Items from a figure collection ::

━━━━━━

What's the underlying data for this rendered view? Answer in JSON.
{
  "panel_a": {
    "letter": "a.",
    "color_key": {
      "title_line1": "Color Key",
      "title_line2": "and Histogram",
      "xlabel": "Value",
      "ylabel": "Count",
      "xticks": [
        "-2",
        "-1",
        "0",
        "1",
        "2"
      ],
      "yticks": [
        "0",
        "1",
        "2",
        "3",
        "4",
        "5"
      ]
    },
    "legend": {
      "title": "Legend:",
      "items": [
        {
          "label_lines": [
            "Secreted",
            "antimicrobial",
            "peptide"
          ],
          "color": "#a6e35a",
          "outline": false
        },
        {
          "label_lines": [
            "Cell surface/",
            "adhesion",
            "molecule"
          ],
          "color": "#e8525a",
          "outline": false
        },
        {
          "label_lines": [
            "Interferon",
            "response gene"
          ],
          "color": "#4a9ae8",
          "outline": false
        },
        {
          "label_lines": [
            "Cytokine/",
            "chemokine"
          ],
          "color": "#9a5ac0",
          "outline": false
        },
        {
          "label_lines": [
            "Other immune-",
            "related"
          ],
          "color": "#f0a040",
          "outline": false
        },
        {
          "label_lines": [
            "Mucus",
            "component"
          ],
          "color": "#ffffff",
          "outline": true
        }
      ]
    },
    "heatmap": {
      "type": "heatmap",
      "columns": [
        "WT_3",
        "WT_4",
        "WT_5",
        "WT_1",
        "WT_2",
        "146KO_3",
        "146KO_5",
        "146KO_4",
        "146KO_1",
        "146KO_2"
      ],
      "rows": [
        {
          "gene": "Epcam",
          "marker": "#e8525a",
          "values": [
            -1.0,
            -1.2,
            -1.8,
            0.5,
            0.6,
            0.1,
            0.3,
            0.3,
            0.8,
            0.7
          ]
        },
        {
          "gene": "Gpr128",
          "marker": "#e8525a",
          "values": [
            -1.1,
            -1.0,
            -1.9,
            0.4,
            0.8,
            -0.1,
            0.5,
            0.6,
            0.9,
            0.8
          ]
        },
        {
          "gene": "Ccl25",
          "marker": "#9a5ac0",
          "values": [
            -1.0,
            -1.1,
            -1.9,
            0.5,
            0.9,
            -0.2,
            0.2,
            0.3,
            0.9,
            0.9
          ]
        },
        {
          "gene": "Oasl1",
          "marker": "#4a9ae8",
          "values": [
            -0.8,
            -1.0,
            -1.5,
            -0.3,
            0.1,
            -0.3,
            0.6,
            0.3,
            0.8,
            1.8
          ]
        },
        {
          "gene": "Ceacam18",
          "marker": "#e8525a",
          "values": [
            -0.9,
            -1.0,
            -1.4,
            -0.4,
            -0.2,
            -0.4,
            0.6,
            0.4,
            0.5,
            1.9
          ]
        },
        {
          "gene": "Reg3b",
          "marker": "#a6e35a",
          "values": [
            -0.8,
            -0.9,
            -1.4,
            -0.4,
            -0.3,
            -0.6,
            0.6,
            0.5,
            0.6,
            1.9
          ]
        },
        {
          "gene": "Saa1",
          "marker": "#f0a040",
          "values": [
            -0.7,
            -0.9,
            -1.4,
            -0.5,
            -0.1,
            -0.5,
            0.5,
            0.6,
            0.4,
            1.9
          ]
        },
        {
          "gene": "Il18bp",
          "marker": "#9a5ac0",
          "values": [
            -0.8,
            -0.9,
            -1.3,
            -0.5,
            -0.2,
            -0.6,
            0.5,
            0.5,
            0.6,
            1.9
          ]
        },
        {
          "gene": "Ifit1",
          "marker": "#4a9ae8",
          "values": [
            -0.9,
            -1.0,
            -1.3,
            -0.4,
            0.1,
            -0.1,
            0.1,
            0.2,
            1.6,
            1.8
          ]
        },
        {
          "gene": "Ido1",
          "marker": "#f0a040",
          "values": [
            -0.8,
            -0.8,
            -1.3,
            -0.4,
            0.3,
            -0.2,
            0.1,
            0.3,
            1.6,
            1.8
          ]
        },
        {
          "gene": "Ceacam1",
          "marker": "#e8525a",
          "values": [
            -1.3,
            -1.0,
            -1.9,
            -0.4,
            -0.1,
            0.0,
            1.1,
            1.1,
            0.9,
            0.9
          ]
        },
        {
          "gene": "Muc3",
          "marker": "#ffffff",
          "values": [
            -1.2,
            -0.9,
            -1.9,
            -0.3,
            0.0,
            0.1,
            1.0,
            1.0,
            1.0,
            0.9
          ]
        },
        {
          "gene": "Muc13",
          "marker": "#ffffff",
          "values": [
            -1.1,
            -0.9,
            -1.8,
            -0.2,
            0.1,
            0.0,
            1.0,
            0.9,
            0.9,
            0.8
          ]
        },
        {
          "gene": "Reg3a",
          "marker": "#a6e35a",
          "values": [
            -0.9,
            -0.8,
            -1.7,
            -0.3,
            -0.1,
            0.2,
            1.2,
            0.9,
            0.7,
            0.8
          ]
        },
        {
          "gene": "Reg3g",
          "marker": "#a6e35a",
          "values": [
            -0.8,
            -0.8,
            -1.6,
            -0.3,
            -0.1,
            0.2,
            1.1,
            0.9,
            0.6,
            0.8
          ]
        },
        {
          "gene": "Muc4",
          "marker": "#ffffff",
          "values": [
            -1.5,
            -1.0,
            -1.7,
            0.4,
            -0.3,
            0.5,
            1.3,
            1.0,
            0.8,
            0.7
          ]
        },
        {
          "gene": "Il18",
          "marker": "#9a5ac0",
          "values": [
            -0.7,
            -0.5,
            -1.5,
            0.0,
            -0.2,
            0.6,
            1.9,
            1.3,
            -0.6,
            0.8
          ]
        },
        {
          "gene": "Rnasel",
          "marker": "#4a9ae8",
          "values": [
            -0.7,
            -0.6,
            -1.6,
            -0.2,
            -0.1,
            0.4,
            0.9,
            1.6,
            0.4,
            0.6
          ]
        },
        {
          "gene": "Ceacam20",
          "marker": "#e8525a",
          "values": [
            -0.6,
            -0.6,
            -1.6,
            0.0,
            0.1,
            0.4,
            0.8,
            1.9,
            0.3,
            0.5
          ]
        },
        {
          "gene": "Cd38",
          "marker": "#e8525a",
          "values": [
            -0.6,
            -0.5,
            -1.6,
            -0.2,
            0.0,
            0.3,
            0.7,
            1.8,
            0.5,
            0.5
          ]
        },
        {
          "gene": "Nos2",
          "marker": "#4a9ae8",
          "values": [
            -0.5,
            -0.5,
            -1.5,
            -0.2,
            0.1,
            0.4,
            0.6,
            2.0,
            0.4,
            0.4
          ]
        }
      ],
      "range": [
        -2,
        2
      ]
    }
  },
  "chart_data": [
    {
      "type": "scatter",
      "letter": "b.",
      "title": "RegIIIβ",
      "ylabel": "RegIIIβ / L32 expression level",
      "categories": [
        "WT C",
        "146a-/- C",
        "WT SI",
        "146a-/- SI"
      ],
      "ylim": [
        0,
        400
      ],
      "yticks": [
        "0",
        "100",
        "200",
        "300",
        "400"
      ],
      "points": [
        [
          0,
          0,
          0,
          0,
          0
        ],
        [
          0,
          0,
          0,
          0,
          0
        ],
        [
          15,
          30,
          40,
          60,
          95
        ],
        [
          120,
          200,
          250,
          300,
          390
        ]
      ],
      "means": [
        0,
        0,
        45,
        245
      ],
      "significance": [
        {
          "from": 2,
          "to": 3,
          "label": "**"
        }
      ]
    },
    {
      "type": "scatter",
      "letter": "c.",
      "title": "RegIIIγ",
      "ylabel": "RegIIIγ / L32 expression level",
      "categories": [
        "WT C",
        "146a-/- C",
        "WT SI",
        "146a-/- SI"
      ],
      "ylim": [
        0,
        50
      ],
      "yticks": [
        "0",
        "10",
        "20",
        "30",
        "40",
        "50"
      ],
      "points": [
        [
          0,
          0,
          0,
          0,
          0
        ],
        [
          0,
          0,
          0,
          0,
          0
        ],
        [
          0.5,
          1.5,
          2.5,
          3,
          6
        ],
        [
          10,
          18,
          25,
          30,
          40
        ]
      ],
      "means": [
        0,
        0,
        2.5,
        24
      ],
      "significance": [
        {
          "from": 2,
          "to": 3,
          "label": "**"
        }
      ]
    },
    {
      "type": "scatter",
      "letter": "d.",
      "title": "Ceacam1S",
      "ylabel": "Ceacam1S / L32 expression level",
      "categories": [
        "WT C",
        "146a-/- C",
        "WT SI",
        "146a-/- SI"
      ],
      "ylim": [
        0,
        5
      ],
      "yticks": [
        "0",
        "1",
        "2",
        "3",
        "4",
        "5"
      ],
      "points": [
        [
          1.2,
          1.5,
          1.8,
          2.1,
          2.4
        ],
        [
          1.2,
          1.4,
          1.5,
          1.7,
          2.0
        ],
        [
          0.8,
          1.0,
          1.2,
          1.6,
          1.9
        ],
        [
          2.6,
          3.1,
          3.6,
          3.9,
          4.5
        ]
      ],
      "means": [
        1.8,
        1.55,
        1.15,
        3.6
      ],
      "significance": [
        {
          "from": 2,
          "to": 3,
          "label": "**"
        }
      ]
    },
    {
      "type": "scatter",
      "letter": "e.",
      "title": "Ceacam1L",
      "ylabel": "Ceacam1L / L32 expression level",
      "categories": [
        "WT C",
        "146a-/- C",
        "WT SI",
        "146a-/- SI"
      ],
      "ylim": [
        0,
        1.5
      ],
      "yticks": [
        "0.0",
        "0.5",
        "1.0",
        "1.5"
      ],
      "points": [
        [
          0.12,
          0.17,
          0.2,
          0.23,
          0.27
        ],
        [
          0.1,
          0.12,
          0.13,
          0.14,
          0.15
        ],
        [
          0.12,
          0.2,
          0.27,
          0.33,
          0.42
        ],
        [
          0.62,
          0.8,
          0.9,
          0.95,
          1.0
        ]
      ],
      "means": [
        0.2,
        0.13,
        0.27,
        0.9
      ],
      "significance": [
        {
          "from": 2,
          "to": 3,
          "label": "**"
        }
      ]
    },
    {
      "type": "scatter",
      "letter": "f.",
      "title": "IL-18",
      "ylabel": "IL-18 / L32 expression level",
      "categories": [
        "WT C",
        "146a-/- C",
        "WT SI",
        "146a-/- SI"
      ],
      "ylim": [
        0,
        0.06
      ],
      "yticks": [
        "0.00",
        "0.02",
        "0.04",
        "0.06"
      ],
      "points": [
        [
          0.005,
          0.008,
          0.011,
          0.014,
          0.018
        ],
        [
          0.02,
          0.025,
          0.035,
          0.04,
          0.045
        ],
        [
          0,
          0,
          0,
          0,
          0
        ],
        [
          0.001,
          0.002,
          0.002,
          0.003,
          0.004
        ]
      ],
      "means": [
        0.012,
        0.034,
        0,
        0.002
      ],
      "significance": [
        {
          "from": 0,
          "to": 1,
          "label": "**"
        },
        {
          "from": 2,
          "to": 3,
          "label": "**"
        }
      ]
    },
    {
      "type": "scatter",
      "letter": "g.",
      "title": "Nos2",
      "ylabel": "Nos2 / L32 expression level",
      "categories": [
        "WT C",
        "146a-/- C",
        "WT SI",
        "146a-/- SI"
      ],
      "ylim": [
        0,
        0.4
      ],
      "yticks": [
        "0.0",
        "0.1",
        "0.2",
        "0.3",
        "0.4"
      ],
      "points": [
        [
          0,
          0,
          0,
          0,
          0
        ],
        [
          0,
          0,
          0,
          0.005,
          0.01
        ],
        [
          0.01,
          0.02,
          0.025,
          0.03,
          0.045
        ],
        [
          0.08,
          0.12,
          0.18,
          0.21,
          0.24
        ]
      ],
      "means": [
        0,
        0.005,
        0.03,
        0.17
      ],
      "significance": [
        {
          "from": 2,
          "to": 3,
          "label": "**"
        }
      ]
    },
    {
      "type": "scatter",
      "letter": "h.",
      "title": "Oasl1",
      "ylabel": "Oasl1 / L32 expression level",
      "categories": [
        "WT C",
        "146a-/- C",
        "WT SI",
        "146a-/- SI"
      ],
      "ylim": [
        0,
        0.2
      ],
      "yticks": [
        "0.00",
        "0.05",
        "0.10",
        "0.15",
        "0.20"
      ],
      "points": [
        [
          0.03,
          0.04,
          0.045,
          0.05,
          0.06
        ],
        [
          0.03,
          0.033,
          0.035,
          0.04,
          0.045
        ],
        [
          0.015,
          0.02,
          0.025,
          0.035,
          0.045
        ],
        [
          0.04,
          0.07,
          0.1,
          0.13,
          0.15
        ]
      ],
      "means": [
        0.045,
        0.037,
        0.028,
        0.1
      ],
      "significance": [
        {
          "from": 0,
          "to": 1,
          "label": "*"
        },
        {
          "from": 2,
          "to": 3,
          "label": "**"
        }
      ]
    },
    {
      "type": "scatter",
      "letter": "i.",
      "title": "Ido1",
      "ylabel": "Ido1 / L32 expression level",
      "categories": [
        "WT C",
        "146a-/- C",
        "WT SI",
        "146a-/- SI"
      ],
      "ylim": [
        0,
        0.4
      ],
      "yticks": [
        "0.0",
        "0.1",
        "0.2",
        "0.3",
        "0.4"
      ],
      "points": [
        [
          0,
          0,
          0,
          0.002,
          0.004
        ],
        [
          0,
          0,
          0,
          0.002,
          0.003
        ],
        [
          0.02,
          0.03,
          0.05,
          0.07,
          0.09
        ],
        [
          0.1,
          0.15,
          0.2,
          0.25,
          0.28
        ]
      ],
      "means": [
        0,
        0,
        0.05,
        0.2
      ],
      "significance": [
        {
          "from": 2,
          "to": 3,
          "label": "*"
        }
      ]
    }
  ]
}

━━━━━━

Exercise aim :: Where does "RegIIIγ" occur in the data? Copy each line that has it.

Response to this exercise ::
      "title": "RegIIIγ",
      "ylabel": "RegIIIγ / L32 expression level",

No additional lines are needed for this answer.